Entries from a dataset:
****************

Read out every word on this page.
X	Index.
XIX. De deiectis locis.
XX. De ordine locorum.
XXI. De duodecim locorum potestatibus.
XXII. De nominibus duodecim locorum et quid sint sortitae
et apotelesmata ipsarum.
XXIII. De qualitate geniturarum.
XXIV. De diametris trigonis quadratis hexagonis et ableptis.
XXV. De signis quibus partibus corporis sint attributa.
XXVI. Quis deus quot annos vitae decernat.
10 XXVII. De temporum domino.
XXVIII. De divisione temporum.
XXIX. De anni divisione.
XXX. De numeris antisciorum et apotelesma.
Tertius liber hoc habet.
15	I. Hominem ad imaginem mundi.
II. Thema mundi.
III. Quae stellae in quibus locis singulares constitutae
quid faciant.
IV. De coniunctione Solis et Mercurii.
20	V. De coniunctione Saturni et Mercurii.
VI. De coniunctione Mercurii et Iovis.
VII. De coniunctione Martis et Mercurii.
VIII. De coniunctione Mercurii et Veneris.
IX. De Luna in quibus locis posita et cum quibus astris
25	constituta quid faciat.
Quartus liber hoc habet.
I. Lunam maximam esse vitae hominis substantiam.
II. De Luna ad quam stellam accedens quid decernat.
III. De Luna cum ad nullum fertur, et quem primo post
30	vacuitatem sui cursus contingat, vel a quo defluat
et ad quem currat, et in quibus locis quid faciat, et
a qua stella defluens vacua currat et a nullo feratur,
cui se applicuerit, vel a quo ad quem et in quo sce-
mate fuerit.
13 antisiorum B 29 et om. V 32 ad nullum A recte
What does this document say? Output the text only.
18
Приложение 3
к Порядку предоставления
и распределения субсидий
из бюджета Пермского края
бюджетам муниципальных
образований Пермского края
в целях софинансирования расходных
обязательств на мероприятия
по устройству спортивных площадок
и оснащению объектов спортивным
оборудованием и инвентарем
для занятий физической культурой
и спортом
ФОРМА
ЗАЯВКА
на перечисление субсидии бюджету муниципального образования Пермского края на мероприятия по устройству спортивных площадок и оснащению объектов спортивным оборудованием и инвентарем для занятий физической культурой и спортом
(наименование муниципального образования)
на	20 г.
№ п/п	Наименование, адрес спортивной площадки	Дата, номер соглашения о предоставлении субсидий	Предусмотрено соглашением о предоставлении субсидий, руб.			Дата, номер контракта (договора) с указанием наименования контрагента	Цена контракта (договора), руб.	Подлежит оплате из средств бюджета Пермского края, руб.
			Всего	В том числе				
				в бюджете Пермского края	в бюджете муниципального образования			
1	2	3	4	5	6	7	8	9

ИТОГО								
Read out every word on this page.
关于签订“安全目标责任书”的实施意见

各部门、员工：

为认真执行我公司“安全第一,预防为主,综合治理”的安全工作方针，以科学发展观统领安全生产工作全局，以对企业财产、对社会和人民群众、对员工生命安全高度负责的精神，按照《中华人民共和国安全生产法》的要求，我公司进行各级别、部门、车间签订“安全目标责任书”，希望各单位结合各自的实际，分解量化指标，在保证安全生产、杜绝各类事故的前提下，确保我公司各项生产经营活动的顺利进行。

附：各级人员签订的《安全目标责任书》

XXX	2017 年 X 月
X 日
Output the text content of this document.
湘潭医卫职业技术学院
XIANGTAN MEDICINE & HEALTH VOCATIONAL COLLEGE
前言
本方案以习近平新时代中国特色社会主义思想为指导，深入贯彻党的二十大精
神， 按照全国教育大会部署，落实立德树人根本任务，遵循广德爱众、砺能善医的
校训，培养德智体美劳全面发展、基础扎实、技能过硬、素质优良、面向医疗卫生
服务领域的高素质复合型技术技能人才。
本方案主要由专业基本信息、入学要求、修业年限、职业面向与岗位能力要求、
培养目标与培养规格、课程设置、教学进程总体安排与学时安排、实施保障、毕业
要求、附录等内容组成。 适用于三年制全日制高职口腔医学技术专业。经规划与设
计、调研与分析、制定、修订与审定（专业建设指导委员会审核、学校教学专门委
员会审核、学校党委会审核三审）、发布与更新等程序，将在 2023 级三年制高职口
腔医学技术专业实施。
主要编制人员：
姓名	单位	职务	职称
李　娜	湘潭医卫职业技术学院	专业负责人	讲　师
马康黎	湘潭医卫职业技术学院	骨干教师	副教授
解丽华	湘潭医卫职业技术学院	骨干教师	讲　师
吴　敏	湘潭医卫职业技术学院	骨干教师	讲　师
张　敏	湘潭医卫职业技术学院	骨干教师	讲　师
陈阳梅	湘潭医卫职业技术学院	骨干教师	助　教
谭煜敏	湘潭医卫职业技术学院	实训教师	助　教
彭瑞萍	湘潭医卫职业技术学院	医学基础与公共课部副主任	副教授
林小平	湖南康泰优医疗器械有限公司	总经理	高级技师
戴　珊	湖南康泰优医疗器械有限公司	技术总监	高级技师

****************

Retype the whole listing above exactly.

### Full output
Read out every word on this page.
X	Index.
XIX. De deiectis locis.
XX. De ordine locorum.
XXI. De duodecim locorum potestatibus.
XXII. De nominibus duodecim locorum et quid sint sortitae
et apotelesmata ipsarum.
XXIII. De qualitate geniturarum.
XXIV. De diametris trigonis quadratis hexagonis et ableptis.
XXV. De signis quibus partibus corporis sint attributa.
XXVI. Quis deus quot annos vitae decernat.
10 XXVII. De temporum domino.
XXVIII. De divisione temporum.
XXIX. De anni divisione.
XXX. De numeris antisciorum et apotelesma.
Tertius liber hoc habet.
15	I. Hominem ad imaginem mundi.
II. Thema mundi.
III. Quae stellae in quibus locis singulares constitutae
quid faciant.
IV. De coniunctione Solis et Mercurii.
20	V. De coniunctione Saturni et Mercurii.
VI. De coniunctione Mercurii et Iovis.
VII. De coniunctione Martis et Mercurii.
VIII. De coniunctione Mercurii et Veneris.
IX. De Luna in quibus locis posita et cum quibus astris
25	constituta quid faciat.
Quartus liber hoc habet.
I. Lunam maximam esse vitae hominis substantiam.
II. De Luna ad quam stellam accedens quid decernat.
III. De Luna cum ad nullum fertur, et quem primo post
30	vacuitatem sui cursus contingat, vel a quo defluat
et ad quem currat, et in quibus locis quid faciat, et
a qua stella defluens vacua currat et a nullo feratur,
cui se applicuerit, vel a quo ad quem et in quo sce-
mate fuerit.
13 antisiorum B 29 et om. V 32 ad nullum A recte
What does this document say? Output the text only.
18
Приложение 3
к Порядку предоставления
и распределения субсидий
из бюджета Пермского края
бюджетам муниципальных
образований Пермского края
в целях софинансирования расходных
обязательств на мероприятия
по устройству спортивных площадок
и оснащению объектов спортивным
оборудованием и инвентарем
для занятий физической культурой
и спортом
ФОРМА
ЗАЯВКА
на перечисление субсидии бюджету муниципального образования Пермского края на мероприятия по устройству спортивных площадок и оснащению объектов спортивным оборудованием и инвентарем для занятий физической культурой и спортом
(наименование муниципального образования)
на	20 г.
№ п/п	Наименование, адрес спортивной площадки	Дата, номер соглашения о предоставлении субсидий	Предусмотрено соглашением о предоставлении субсидий, руб.			Дата, номер контракта (договора) с указанием наименования контрагента	Цена контракта (договора), руб.	Подлежит оплате из средств бюджета Пермского края, руб.
			Всего	В том числе				
				в бюджете Пермского края	в бюджете муниципального образования			
1	2	3	4	5	6	7	8	9

ИТОГО								
Read out every word on this page.
关于签订“安全目标责任书”的实施意见

各部门、员工：

为认真执行我公司“安全第一,预防为主,综合治理”的安全工作方针，以科学发展观统领安全生产工作全局，以对企业财产、对社会和人民群众、对员工生命安全高度负责的精神，按照《中华人民共和国安全生产法》的要求，我公司进行各级别、部门、车间签订“安全目标责任书”，希望各单位结合各自的实际，分解量化指标，在保证安全生产、杜绝各类事故的前提下，确保我公司各项生产经营活动的顺利进行。

附：各级人员签订的《安全目标责任书》

XXX	2017 年 X 月
X 日
Output the text content of this document.
湘潭医卫职业技术学院
XIANGTAN MEDICINE & HEALTH VOCATIONAL COLLEGE
前言
本方案以习近平新时代中国特色社会主义思想为指导，深入贯彻党的二十大精
神， 按照全国教育大会部署，落实立德树人根本任务，遵循广德爱众、砺能善医的
校训，培养德智体美劳全面发展、基础扎实、技能过硬、素质优良、面向医疗卫生
服务领域的高素质复合型技术技能人才。
本方案主要由专业基本信息、入学要求、修业年限、职业面向与岗位能力要求、
培养目标与培养规格、课程设置、教学进程总体安排与学时安排、实施保障、毕业
要求、附录等内容组成。 适用于三年制全日制高职口腔医学技术专业。经规划与设
计、调研与分析、制定、修订与审定（专业建设指导委员会审核、学校教学专门委
员会审核、学校党委会审核三审）、发布与更新等程序，将在 2023 级三年制高职口
腔医学技术专业实施。
主要编制人员：
姓名	单位	职务	职称
李　娜	湘潭医卫职业技术学院	专业负责人	讲　师
马康黎	湘潭医卫职业技术学院	骨干教师	副教授
解丽华	湘潭医卫职业技术学院	骨干教师	讲　师
吴　敏	湘潭医卫职业技术学院	骨干教师	讲　师
张　敏	湘潭医卫职业技术学院	骨干教师	讲　师
陈阳梅	湘潭医卫职业技术学院	骨干教师	助　教
谭煜敏	湘潭医卫职业技术学院	实训教师	助　教
彭瑞萍	湘潭医卫职业技术学院	医学基础与公共课部副主任	副教授
林小平	湖南康泰优医疗器械有限公司	总经理	高级技师
戴　珊	湖南康泰优医疗器械有限公司	技术总监	高级技师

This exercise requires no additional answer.